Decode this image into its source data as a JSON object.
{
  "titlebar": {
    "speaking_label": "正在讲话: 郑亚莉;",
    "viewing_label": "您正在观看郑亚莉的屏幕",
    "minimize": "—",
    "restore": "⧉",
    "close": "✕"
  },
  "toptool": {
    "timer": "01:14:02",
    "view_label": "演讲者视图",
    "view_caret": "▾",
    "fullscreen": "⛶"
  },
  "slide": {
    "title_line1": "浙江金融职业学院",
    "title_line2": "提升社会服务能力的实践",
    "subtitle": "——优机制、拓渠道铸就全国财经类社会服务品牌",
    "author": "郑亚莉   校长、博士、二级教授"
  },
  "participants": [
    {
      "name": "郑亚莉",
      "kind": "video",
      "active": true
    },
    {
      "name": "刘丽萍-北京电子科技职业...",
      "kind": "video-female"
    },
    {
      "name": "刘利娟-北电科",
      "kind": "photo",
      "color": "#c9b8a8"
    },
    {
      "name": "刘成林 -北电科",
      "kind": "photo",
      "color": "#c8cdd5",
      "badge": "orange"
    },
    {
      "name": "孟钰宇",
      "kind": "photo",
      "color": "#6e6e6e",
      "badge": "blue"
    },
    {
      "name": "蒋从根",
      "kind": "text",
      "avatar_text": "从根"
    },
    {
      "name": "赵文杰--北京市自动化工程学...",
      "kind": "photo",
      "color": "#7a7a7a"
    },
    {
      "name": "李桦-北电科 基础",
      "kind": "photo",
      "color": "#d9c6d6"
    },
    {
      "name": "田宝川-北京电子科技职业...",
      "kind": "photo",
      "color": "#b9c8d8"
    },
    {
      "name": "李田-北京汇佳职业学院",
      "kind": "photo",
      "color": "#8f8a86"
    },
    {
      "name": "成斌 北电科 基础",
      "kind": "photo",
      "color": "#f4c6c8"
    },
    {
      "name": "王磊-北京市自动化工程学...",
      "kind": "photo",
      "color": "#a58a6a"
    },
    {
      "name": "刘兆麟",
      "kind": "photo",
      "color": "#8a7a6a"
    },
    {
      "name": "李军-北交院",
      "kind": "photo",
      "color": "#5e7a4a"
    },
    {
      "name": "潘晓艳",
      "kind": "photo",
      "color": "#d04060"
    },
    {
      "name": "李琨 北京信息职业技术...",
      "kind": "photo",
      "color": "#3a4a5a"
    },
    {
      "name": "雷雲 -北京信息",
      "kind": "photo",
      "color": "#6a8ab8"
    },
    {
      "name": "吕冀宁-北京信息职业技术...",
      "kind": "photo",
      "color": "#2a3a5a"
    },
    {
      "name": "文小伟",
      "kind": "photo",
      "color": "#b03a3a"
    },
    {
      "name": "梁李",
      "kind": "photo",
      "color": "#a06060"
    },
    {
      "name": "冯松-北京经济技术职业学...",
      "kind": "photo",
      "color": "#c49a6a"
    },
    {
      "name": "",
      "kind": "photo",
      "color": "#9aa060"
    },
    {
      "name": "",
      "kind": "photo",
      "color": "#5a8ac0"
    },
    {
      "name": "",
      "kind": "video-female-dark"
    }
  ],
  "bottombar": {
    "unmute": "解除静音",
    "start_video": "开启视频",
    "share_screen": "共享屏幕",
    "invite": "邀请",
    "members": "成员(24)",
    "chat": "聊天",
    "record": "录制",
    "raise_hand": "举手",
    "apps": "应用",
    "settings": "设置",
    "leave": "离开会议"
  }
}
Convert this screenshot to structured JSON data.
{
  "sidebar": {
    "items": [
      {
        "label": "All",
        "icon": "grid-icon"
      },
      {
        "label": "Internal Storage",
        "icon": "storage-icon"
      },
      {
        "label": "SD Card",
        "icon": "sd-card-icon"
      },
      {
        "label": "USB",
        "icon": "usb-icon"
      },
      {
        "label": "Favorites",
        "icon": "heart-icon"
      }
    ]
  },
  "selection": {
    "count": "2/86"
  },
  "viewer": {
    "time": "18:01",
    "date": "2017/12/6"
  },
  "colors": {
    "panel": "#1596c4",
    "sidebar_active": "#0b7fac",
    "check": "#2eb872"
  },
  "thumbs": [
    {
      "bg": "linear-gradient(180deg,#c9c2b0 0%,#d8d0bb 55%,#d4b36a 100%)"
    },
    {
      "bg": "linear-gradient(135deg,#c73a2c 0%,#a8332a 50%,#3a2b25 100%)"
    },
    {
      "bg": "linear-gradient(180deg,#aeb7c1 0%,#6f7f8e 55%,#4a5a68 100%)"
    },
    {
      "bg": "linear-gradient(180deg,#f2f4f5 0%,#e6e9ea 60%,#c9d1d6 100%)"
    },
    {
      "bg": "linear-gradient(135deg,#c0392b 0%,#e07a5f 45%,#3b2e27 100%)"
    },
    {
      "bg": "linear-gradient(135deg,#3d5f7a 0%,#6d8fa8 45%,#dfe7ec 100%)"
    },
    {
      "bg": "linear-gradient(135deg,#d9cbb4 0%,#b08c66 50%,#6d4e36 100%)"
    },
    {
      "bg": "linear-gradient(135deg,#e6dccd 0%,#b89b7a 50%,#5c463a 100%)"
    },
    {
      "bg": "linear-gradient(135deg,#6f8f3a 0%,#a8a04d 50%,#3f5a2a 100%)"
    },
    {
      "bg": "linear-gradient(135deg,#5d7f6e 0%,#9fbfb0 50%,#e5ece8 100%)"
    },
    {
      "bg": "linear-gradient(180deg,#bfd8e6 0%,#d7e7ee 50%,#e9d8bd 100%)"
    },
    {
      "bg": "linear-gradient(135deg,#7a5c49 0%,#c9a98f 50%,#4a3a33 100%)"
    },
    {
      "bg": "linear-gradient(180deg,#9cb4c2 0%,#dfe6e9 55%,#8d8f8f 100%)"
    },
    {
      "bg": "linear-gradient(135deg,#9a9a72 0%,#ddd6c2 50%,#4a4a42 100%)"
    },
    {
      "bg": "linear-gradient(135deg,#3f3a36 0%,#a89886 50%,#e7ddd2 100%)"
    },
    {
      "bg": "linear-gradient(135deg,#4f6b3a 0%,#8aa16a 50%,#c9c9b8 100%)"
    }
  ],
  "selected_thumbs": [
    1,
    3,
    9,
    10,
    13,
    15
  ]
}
- - - - -
■ **The request**: Look through the records and gather each line with the word "data".

■ **Answer to this problem**:
Decode this image into its source data as a JSON object.
Convert this screenshot to structured JSON data.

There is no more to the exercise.